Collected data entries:

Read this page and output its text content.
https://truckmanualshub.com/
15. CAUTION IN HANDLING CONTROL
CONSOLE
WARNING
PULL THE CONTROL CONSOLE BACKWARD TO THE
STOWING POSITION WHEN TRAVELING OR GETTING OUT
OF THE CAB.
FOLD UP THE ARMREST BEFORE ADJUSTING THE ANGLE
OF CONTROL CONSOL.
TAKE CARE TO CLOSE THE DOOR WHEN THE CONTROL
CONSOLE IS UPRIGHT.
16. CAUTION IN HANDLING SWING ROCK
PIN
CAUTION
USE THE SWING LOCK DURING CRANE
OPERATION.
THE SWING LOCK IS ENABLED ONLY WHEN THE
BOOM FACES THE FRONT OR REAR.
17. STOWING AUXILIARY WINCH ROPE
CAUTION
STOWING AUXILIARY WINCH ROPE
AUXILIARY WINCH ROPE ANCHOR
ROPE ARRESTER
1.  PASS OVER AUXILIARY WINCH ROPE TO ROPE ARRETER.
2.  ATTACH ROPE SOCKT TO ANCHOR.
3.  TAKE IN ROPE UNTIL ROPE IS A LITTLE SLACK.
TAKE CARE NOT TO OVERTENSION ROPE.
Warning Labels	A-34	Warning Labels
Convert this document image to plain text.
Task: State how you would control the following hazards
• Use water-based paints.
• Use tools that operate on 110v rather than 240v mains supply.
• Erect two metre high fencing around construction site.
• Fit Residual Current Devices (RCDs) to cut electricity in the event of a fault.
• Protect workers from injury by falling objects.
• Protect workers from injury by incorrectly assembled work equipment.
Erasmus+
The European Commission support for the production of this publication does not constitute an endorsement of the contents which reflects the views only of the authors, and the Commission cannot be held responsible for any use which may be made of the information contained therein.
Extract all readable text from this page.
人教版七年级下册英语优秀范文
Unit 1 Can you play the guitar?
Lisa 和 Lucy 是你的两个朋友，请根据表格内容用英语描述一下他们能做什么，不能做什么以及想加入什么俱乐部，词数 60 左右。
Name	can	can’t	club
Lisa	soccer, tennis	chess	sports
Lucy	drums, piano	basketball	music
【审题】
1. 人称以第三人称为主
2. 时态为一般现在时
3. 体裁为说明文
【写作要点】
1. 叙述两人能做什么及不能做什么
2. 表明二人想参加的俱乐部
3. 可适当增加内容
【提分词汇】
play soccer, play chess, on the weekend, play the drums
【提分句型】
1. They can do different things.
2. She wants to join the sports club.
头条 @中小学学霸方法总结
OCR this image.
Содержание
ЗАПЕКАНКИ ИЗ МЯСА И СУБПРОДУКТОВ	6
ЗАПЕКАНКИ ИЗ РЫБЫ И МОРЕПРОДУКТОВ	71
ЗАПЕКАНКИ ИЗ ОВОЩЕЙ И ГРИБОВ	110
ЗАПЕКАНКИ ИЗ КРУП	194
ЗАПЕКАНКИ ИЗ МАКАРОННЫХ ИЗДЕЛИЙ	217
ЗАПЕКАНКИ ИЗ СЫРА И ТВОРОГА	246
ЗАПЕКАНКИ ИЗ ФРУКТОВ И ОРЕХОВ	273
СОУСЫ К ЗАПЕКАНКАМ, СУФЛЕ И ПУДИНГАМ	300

WHAT IS NEEDED –
Locate the line that contains "OCR this image.", then please quote it and every line after it to the end of the entries above, exactly and with nothing else.

SOLUTION FOR THIS TASK –
OCR this image.
Содержание
ЗАПЕКАНКИ ИЗ МЯСА И СУБПРОДУКТОВ	6
ЗАПЕКАНКИ ИЗ РЫБЫ И МОРЕПРОДУКТОВ	71
ЗАПЕКАНКИ ИЗ ОВОЩЕЙ И ГРИБОВ	110
ЗАПЕКАНКИ ИЗ КРУП	194
ЗАПЕКАНКИ ИЗ МАКАРОННЫХ ИЗДЕЛИЙ	217
ЗАПЕКАНКИ ИЗ СЫРА И ТВОРОГА	246
ЗАПЕКАНКИ ИЗ ФРУКТОВ И ОРЕХОВ	273
СОУСЫ К ЗАПЕКАНКАМ, СУФЛЕ И ПУДИНГАМ	300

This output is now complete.